- ÉNONCÉ 1 -
D'après le texte, quel objectif la loi Agec fixe-t-elle en matière d'emballages réemployés ?

- TEXTE PROPOSÉ -
★ ★ ★ ★ ★

Si le recyclage s’est imposé comme la solution privilégiée pour limiter l’impact environnemental de nos déchets, la bonne vieille consigne fait son retour. Décryptage.

« Le meilleur déchet est celui qu’on ne produit pas », dit la formule consacrée du zéro déchet. Réservée autrefois aux écologistes les plus militants, il semble qu’elle ait désormais fait son chemin jusqu’aux décideurs et industriels. Même si le recyclage reste l’objectif principal quand on évoque la gestion des emballages ménagers, il n’est plus considéré comme l’unique moyen de réduire leur empreinte environnementale.

Avec la consigne pour le réemploi, les producteurs d’emballages se dotent d’une option complémentaire, idéale pour certains contenants, comme les bouteilles en verre, par exemple. Une option appuyée par la loi anti-gaspillage pour une économie circulaire (Agec) qui fixe l’objectif 10 % d'emballages réemployés d’ici 2027. Un défi de taille pour les acteurs de la filière.

★ ★ ★ ★ ★

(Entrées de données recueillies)
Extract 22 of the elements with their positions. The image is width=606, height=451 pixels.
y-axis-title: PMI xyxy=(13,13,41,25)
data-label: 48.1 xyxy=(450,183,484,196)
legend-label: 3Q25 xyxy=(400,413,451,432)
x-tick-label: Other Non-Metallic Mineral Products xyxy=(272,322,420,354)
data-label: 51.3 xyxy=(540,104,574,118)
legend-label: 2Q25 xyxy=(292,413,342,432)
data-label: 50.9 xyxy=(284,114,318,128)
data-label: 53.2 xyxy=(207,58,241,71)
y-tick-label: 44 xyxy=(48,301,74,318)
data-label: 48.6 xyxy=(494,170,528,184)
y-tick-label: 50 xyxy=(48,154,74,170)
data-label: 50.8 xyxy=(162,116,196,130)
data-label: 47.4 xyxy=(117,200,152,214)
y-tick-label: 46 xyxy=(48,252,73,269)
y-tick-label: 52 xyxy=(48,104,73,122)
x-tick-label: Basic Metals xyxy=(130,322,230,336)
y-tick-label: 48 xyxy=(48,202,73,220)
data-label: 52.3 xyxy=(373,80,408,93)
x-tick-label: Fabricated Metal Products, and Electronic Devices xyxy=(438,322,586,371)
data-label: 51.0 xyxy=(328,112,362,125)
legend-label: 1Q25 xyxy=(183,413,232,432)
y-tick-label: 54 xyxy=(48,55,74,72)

★ ★ ★ ★ ★

- ÉNONCÉ 2 -
Recopiez à l'identique les lignes des enregistrements, depuis leur toute première ligne jusqu'à celle qui contient « y-tick-label: 44 xyxy=(48,301,74,318) », incluse.

- RÉSULTAT ATTENDU 1 -
Elle fixe l'objectif de 10 % d'emballages réemployés d'ici 2027.

- RÉSULTAT ATTENDU 2 -
Extract 22 of the elements with their positions. The image is width=606, height=451 pixels.
y-axis-title: PMI xyxy=(13,13,41,25)
data-label: 48.1 xyxy=(450,183,484,196)
legend-label: 3Q25 xyxy=(400,413,451,432)
x-tick-label: Other Non-Metallic Mineral Products xyxy=(272,322,420,354)
data-label: 51.3 xyxy=(540,104,574,118)
legend-label: 2Q25 xyxy=(292,413,342,432)
data-label: 50.9 xyxy=(284,114,318,128)
data-label: 53.2 xyxy=(207,58,241,71)
y-tick-label: 44 xyxy=(48,301,74,318)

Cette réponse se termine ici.